[Extracted data entries]

+++++

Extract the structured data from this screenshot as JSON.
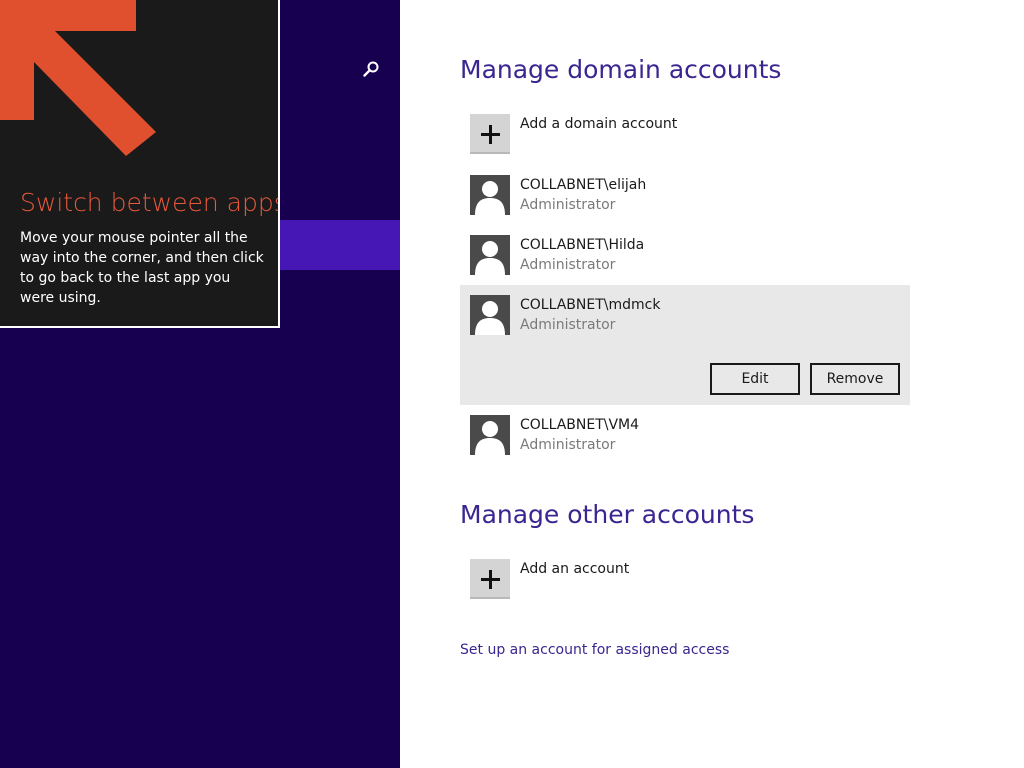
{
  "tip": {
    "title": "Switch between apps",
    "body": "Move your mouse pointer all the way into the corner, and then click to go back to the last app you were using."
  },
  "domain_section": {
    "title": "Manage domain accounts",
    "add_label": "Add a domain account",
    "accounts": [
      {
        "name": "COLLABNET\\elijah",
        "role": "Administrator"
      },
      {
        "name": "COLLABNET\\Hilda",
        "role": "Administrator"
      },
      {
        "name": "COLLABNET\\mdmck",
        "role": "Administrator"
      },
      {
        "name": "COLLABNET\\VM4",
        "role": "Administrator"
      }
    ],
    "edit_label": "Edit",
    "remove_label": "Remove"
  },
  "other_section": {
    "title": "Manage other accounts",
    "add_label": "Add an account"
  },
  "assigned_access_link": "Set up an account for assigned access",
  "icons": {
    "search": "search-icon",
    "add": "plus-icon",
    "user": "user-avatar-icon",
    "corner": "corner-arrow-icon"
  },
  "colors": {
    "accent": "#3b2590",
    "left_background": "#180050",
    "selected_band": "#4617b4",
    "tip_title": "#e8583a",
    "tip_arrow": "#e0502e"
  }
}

+++++

- [What you should do]:
The data above needs to be retyped exactly, with the images left out.

- [Answer to this exercise]:
Extract the structured data from this screenshot as JSON.
{
  "tip": {
    "title": "Switch between apps",
    "body": "Move your mouse pointer all the way into the corner, and then click to go back to the last app you were using."
  },
  "domain_section": {
    "title": "Manage domain accounts",
    "add_label": "Add a domain account",
    "accounts": [
      {
        "name": "COLLABNET\\elijah",
        "role": "Administrator"
      },
      {
        "name": "COLLABNET\\Hilda",
        "role": "Administrator"
      },
      {
        "name": "COLLABNET\\mdmck",
        "role": "Administrator"
      },
      {
        "name": "COLLABNET\\VM4",
        "role": "Administrator"
      }
    ],
    "edit_label": "Edit",
    "remove_label": "Remove"
  },
  "other_section": {
    "title": "Manage other accounts",
    "add_label": "Add an account"
  },
  "assigned_access_link": "Set up an account for assigned access",
  "icons": {
    "search": "search-icon",
    "add": "plus-icon",
    "user": "user-avatar-icon",
    "corner": "corner-arrow-icon"
  },
  "colors": {
    "accent": "#3b2590",
    "left_background": "#180050",
    "selected_band": "#4617b4",
    "tip_title": "#e8583a",
    "tip_arrow": "#e0502e"
  }
}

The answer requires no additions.